[Problem details]
Set down the records once more, please, exactly and with the pictures left out.

_ _ _ _ _ _ _

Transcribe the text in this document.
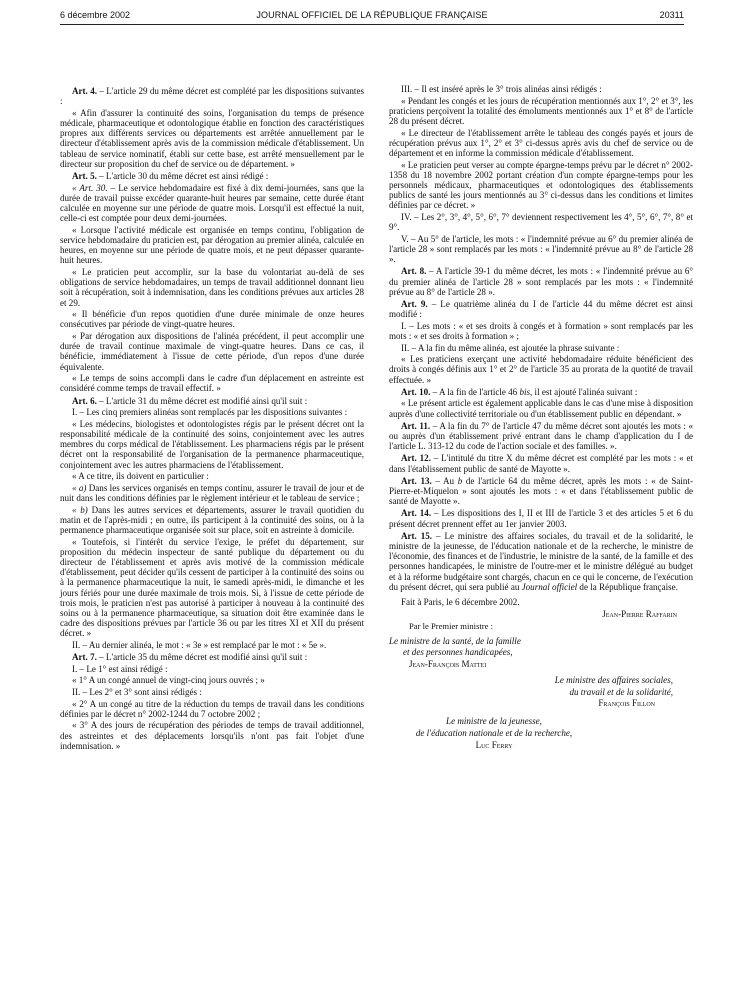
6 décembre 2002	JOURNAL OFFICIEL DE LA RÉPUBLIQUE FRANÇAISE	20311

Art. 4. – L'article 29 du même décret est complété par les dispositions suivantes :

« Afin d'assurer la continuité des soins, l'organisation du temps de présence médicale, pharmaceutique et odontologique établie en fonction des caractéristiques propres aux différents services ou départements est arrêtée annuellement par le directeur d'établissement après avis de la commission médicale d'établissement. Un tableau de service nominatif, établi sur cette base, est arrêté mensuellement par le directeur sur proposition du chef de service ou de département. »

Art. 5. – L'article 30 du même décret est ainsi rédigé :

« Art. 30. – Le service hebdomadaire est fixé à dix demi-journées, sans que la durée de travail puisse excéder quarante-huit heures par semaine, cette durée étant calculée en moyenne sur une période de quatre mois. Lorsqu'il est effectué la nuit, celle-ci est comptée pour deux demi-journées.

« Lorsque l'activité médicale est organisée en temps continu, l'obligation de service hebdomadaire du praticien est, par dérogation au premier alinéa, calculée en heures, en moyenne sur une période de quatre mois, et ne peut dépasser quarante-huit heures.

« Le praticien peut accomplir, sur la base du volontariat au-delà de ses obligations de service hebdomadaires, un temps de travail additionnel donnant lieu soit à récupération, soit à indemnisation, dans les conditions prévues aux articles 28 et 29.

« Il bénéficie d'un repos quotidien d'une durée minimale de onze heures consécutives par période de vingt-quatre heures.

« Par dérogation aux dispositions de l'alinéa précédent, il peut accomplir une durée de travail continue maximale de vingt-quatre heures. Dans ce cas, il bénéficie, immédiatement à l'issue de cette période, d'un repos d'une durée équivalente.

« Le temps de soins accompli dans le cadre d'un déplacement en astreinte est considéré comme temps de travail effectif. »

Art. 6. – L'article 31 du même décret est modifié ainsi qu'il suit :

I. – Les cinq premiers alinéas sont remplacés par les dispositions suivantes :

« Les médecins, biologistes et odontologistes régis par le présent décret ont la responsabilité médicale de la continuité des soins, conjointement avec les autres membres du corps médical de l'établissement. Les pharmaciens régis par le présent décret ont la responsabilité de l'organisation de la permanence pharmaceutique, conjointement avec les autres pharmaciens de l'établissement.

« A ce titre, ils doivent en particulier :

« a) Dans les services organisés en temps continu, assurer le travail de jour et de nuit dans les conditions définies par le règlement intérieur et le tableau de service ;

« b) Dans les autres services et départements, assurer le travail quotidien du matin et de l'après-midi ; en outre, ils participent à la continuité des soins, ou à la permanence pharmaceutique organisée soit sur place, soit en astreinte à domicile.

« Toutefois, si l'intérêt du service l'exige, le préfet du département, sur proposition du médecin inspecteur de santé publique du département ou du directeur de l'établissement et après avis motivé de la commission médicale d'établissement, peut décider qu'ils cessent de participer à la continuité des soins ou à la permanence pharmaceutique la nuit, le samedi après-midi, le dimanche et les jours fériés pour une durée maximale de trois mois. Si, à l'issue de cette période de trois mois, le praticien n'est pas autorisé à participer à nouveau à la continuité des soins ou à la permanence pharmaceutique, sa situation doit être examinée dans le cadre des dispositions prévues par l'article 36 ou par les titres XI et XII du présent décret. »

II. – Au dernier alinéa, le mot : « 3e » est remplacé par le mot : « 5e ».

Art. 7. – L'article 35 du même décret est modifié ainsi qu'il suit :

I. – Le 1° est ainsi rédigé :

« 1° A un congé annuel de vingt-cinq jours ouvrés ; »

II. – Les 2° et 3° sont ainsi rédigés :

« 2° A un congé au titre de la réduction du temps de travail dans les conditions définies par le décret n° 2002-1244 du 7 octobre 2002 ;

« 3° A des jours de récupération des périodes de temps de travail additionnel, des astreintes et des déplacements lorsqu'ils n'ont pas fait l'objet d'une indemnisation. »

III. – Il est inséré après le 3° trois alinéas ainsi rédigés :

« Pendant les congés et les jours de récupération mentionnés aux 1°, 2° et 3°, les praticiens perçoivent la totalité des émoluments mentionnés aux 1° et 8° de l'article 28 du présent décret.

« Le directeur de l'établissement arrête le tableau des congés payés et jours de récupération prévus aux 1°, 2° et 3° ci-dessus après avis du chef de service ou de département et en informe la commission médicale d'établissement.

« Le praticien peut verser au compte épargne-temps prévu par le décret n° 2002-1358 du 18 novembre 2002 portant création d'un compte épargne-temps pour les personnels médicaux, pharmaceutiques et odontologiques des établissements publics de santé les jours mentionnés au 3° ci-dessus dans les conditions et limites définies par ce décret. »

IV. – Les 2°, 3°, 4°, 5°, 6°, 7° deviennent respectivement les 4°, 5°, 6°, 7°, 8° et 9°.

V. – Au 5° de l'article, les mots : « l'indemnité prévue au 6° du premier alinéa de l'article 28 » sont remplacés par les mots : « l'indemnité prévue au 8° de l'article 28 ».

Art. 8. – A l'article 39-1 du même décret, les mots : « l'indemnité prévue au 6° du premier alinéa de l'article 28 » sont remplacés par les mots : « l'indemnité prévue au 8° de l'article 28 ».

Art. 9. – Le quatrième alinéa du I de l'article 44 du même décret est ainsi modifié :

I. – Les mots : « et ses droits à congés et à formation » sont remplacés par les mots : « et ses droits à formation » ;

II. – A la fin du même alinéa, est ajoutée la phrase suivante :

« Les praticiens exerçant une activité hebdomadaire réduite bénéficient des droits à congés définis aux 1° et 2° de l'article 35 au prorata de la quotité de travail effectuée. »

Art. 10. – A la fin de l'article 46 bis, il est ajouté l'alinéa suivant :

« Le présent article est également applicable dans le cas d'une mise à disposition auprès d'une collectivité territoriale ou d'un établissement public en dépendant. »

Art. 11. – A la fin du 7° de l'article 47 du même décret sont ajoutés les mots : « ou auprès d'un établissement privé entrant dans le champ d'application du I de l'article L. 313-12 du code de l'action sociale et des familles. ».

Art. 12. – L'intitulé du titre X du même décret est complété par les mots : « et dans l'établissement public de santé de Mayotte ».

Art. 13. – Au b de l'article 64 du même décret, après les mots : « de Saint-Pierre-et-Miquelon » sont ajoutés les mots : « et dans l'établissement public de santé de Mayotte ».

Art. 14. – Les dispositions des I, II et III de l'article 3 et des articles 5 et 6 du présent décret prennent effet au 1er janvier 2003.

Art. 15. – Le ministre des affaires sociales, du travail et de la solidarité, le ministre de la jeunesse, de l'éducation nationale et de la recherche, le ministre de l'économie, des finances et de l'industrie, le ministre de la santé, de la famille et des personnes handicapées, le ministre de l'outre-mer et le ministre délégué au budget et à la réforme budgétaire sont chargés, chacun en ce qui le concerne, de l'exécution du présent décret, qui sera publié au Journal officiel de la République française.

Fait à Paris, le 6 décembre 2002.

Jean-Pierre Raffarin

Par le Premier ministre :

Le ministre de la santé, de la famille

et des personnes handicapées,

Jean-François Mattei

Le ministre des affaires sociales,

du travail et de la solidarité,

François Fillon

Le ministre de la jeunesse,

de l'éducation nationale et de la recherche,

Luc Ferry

_ _ _ _ _ _ _

[Exercise answer]
Transcribe the text in this document.
6 décembre 2002	JOURNAL OFFICIEL DE LA RÉPUBLIQUE FRANÇAISE	20311

Art. 4. – L'article 29 du même décret est complété par les dispositions suivantes :

« Afin d'assurer la continuité des soins, l'organisation du temps de présence médicale, pharmaceutique et odontologique établie en fonction des caractéristiques propres aux différents services ou départements est arrêtée annuellement par le directeur d'établissement après avis de la commission médicale d'établissement. Un tableau de service nominatif, établi sur cette base, est arrêté mensuellement par le directeur sur proposition du chef de service ou de département. »

Art. 5. – L'article 30 du même décret est ainsi rédigé :

« Art. 30. – Le service hebdomadaire est fixé à dix demi-journées, sans que la durée de travail puisse excéder quarante-huit heures par semaine, cette durée étant calculée en moyenne sur une période de quatre mois. Lorsqu'il est effectué la nuit, celle-ci est comptée pour deux demi-journées.

« Lorsque l'activité médicale est organisée en temps continu, l'obligation de service hebdomadaire du praticien est, par dérogation au premier alinéa, calculée en heures, en moyenne sur une période de quatre mois, et ne peut dépasser quarante-huit heures.

« Le praticien peut accomplir, sur la base du volontariat au-delà de ses obligations de service hebdomadaires, un temps de travail additionnel donnant lieu soit à récupération, soit à indemnisation, dans les conditions prévues aux articles 28 et 29.

« Il bénéficie d'un repos quotidien d'une durée minimale de onze heures consécutives par période de vingt-quatre heures.

« Par dérogation aux dispositions de l'alinéa précédent, il peut accomplir une durée de travail continue maximale de vingt-quatre heures. Dans ce cas, il bénéficie, immédiatement à l'issue de cette période, d'un repos d'une durée équivalente.

« Le temps de soins accompli dans le cadre d'un déplacement en astreinte est considéré comme temps de travail effectif. »

Art. 6. – L'article 31 du même décret est modifié ainsi qu'il suit :

I. – Les cinq premiers alinéas sont remplacés par les dispositions suivantes :

« Les médecins, biologistes et odontologistes régis par le présent décret ont la responsabilité médicale de la continuité des soins, conjointement avec les autres membres du corps médical de l'établissement. Les pharmaciens régis par le présent décret ont la responsabilité de l'organisation de la permanence pharmaceutique, conjointement avec les autres pharmaciens de l'établissement.

« A ce titre, ils doivent en particulier :

« a) Dans les services organisés en temps continu, assurer le travail de jour et de nuit dans les conditions définies par le règlement intérieur et le tableau de service ;

« b) Dans les autres services et départements, assurer le travail quotidien du matin et de l'après-midi ; en outre, ils participent à la continuité des soins, ou à la permanence pharmaceutique organisée soit sur place, soit en astreinte à domicile.

« Toutefois, si l'intérêt du service l'exige, le préfet du département, sur proposition du médecin inspecteur de santé publique du département ou du directeur de l'établissement et après avis motivé de la commission médicale d'établissement, peut décider qu'ils cessent de participer à la continuité des soins ou à la permanence pharmaceutique la nuit, le samedi après-midi, le dimanche et les jours fériés pour une durée maximale de trois mois. Si, à l'issue de cette période de trois mois, le praticien n'est pas autorisé à participer à nouveau à la continuité des soins ou à la permanence pharmaceutique, sa situation doit être examinée dans le cadre des dispositions prévues par l'article 36 ou par les titres XI et XII du présent décret. »

II. – Au dernier alinéa, le mot : « 3e » est remplacé par le mot : « 5e ».

Art. 7. – L'article 35 du même décret est modifié ainsi qu'il suit :

I. – Le 1° est ainsi rédigé :

« 1° A un congé annuel de vingt-cinq jours ouvrés ; »

II. – Les 2° et 3° sont ainsi rédigés :

« 2° A un congé au titre de la réduction du temps de travail dans les conditions définies par le décret n° 2002-1244 du 7 octobre 2002 ;

« 3° A des jours de récupération des périodes de temps de travail additionnel, des astreintes et des déplacements lorsqu'ils n'ont pas fait l'objet d'une indemnisation. »

III. – Il est inséré après le 3° trois alinéas ainsi rédigés :

« Pendant les congés et les jours de récupération mentionnés aux 1°, 2° et 3°, les praticiens perçoivent la totalité des émoluments mentionnés aux 1° et 8° de l'article 28 du présent décret.

« Le directeur de l'établissement arrête le tableau des congés payés et jours de récupération prévus aux 1°, 2° et 3° ci-dessus après avis du chef de service ou de département et en informe la commission médicale d'établissement.

« Le praticien peut verser au compte épargne-temps prévu par le décret n° 2002-1358 du 18 novembre 2002 portant création d'un compte épargne-temps pour les personnels médicaux, pharmaceutiques et odontologiques des établissements publics de santé les jours mentionnés au 3° ci-dessus dans les conditions et limites définies par ce décret. »

IV. – Les 2°, 3°, 4°, 5°, 6°, 7° deviennent respectivement les 4°, 5°, 6°, 7°, 8° et 9°.

V. – Au 5° de l'article, les mots : « l'indemnité prévue au 6° du premier alinéa de l'article 28 » sont remplacés par les mots : « l'indemnité prévue au 8° de l'article 28 ».

Art. 8. – A l'article 39-1 du même décret, les mots : « l'indemnité prévue au 6° du premier alinéa de l'article 28 » sont remplacés par les mots : « l'indemnité prévue au 8° de l'article 28 ».

Art. 9. – Le quatrième alinéa du I de l'article 44 du même décret est ainsi modifié :

I. – Les mots : « et ses droits à congés et à formation » sont remplacés par les mots : « et ses droits à formation » ;

II. – A la fin du même alinéa, est ajoutée la phrase suivante :

« Les praticiens exerçant une activité hebdomadaire réduite bénéficient des droits à congés définis aux 1° et 2° de l'article 35 au prorata de la quotité de travail effectuée. »

Art. 10. – A la fin de l'article 46 bis, il est ajouté l'alinéa suivant :

« Le présent article est également applicable dans le cas d'une mise à disposition auprès d'une collectivité territoriale ou d'un établissement public en dépendant. »

Art. 11. – A la fin du 7° de l'article 47 du même décret sont ajoutés les mots : « ou auprès d'un établissement privé entrant dans le champ d'application du I de l'article L. 313-12 du code de l'action sociale et des familles. ».

Art. 12. – L'intitulé du titre X du même décret est complété par les mots : « et dans l'établissement public de santé de Mayotte ».

Art. 13. – Au b de l'article 64 du même décret, après les mots : « de Saint-Pierre-et-Miquelon » sont ajoutés les mots : « et dans l'établissement public de santé de Mayotte ».

Art. 14. – Les dispositions des I, II et III de l'article 3 et des articles 5 et 6 du présent décret prennent effet au 1er janvier 2003.

Art. 15. – Le ministre des affaires sociales, du travail et de la solidarité, le ministre de la jeunesse, de l'éducation nationale et de la recherche, le ministre de l'économie, des finances et de l'industrie, le ministre de la santé, de la famille et des personnes handicapées, le ministre de l'outre-mer et le ministre délégué au budget et à la réforme budgétaire sont chargés, chacun en ce qui le concerne, de l'exécution du présent décret, qui sera publié au Journal officiel de la République française.

Fait à Paris, le 6 décembre 2002.

Jean-Pierre Raffarin

Par le Premier ministre :

Le ministre de la santé, de la famille

et des personnes handicapées,

Jean-François Mattei

Le ministre des affaires sociales,

du travail et de la solidarité,

François Fillon

Le ministre de la jeunesse,

de l'éducation nationale et de la recherche,

Luc Ferry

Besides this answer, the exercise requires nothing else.